**Set problem:** From the entries below, tally how many lines contain "does" and report only that figure.

**Exercise data:**
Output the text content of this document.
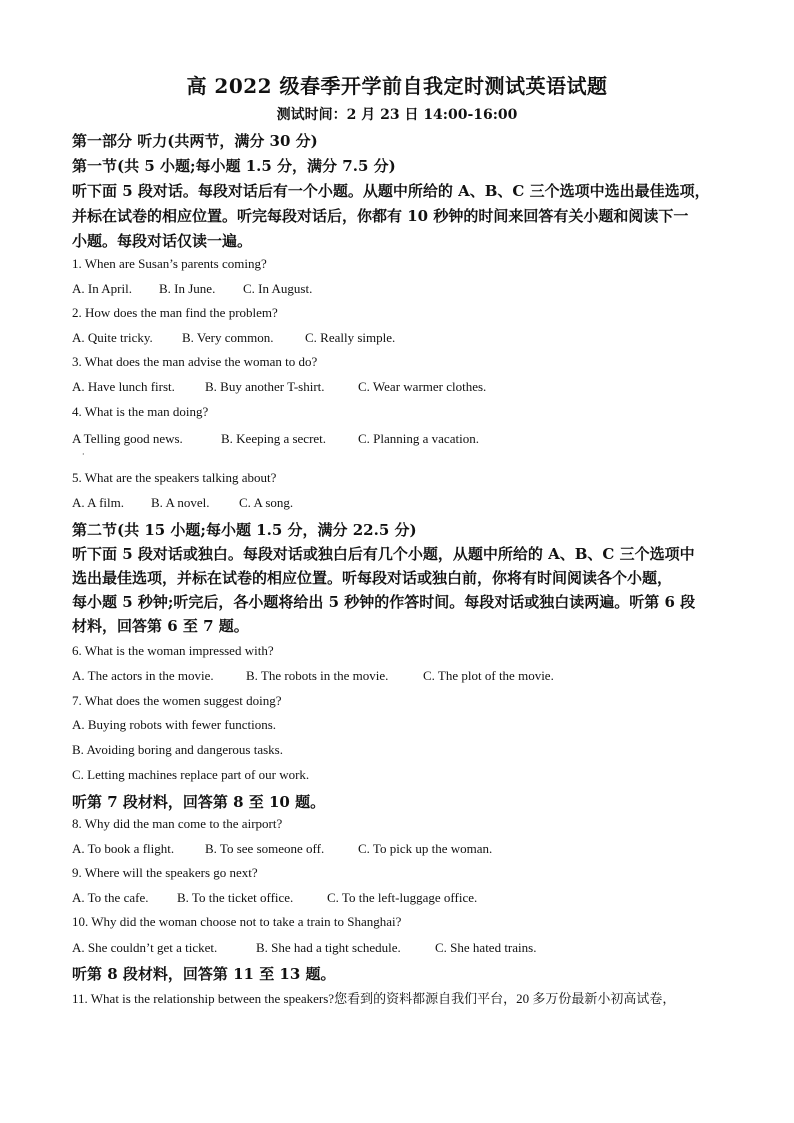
高 2022 级春季开学前自我定时测试英语试题
测试时间：2 月 23 日 14:00-16:00
第一部分 听力(共两节，满分 30 分)
第一节(共 5 小题;每小题 1.5 分，满分 7.5 分)
听下面 5 段对话。每段对话后有一个小题。从题中所给的 A、B、C 三个选项中选出最佳选项，
并标在试卷的相应位置。听完每段对话后，你都有 10 秒钟的时间来回答有关小题和阅读下一
小题。每段对话仅读一遍。
1. When are Susan’s parents coming?
A. In April. B. In June. C. In August.
2. How does the man find the problem?
A. Quite tricky. B. Very common. C. Really simple.
3. What does the man advise the woman to do?
A. Have lunch first. B. Buy another T-shirt.	C. Wear warmer clothes.
4. What is the man doing?
A Telling good news.	B. Keeping a secret. C. Planning a vacation.
·
5. What are the speakers talking about?
A. A film. B. A novel. C. A song.
第二节(共 15 小题;每小题 1.5 分，满分 22.5 分)
听下面 5 段对话或独白。每段对话或独白后有几个小题，从题中所给的 A、B、C 三个选项中
选出最佳选项，并标在试卷的相应位置。听每段对话或独白前，你将有时间阅读各个小题，
每小题 5 秒钟;听完后，各小题将给出 5 秒钟的作答时间。每段对话或独白读两遍。听第 6 段
材料，回答第 6 至 7 题。
6. What is the woman impressed with?
A. The actors in the movie. B. The robots in the movie.	C. The plot of the movie.
7. What does the women suggest doing?
A. Buying robots with fewer functions.
B. Avoiding boring and dangerous tasks.
C. Letting machines replace part of our work.
听第 7 段材料，回答第 8 至 10 题。
8. Why did the man come to the airport?
A. To book a flight. B. To see someone off.	C. To pick up the woman.
9. Where will the speakers go next?
A. To the cafe. B. To the ticket office.	C. To the left-luggage office.
10. Why did the woman choose not to take a train to Shanghai?
A. She couldn’t get a ticket.	B. She had a tight schedule.	C. She hated trains.
听第 8 段材料，回答第 11 至 13 题。
11. What is the relationship between the speakers?您看到的资料都源自我们平台，20 多万份最新小初高试卷，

**Output for this task:** 3